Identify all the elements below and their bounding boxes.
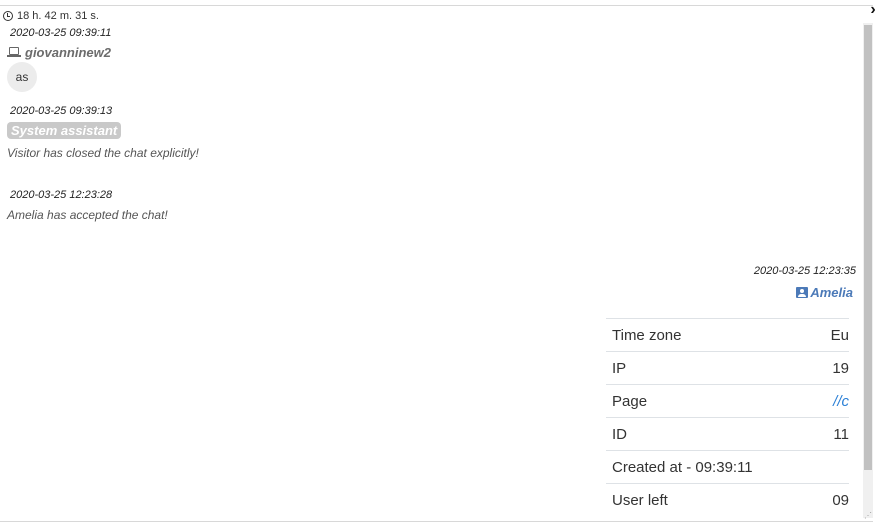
==
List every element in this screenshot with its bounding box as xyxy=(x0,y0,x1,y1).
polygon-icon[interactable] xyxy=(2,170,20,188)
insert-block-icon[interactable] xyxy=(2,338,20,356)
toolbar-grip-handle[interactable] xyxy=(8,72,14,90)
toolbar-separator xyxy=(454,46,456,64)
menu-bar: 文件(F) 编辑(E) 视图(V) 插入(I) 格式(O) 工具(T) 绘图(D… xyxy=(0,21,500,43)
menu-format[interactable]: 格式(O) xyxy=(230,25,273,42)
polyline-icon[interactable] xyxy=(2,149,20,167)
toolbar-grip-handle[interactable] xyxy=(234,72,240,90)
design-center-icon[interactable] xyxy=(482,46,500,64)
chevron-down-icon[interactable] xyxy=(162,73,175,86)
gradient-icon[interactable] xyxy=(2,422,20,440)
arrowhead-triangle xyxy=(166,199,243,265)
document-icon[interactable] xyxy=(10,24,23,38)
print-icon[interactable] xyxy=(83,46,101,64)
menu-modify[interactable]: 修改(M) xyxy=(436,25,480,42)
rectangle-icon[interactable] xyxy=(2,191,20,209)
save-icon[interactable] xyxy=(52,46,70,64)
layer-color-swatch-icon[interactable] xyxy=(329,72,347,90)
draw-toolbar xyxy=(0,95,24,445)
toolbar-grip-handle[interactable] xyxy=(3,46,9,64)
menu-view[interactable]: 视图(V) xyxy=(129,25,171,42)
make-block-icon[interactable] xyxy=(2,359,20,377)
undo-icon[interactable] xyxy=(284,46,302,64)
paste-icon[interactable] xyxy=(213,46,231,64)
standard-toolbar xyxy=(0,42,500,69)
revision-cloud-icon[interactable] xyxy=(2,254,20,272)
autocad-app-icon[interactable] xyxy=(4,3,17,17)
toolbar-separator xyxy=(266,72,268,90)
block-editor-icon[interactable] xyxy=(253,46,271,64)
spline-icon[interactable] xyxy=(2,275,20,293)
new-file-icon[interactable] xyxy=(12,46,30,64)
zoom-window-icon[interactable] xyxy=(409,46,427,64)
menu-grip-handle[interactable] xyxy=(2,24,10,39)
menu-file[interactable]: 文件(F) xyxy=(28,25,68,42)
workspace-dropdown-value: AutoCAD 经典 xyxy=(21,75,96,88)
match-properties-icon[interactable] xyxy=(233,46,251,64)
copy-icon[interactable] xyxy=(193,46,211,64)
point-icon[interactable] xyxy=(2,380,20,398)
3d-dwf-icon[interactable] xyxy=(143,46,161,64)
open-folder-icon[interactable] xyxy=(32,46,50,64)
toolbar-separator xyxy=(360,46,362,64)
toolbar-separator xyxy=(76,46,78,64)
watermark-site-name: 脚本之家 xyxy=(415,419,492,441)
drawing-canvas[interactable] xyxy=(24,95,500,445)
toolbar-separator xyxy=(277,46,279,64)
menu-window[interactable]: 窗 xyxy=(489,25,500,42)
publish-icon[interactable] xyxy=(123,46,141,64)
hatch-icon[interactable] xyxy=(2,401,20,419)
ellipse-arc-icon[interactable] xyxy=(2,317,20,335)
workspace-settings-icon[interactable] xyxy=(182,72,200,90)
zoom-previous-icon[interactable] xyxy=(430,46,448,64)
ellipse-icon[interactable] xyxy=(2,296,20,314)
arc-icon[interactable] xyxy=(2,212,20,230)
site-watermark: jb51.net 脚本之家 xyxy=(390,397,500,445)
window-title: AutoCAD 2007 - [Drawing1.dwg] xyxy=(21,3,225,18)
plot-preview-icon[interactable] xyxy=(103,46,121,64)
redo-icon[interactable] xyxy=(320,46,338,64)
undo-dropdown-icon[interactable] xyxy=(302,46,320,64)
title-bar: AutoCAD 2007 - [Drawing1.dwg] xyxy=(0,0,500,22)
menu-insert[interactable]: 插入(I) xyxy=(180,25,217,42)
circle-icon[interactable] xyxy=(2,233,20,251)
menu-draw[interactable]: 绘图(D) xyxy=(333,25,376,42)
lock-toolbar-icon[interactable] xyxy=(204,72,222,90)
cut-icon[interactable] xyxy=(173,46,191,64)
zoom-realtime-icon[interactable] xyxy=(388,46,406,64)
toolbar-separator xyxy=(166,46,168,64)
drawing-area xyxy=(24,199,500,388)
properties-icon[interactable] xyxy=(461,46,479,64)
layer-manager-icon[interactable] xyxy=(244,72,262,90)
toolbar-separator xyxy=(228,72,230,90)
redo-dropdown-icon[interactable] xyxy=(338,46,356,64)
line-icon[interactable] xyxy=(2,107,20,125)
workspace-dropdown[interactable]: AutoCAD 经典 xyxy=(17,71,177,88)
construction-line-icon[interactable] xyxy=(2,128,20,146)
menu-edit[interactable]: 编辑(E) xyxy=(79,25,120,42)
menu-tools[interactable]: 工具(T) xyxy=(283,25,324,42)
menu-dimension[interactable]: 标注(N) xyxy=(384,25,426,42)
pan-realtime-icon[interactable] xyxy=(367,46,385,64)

Task prompt —
Write out everything from the line containing "List every element" down through the line containing "toolbar-grip-handle[interactable] xyxy=(234,72,240,90)", swapping "polygon-icon" for "polygon-tool-icon" and leaving all else unchanged.

Written reply —
List every element in this screenshot with its bounding box as xyxy=(x0,y0,x1,y1).
polygon-tool-icon[interactable] xyxy=(2,170,20,188)
insert-block-icon[interactable] xyxy=(2,338,20,356)
toolbar-grip-handle[interactable] xyxy=(8,72,14,90)
toolbar-separator xyxy=(454,46,456,64)
menu-bar: 文件(F) 编辑(E) 视图(V) 插入(I) 格式(O) 工具(T) 绘图(D… xyxy=(0,21,500,43)
menu-format[interactable]: 格式(O) xyxy=(230,25,273,42)
polyline-icon[interactable] xyxy=(2,149,20,167)
toolbar-grip-handle[interactable] xyxy=(234,72,240,90)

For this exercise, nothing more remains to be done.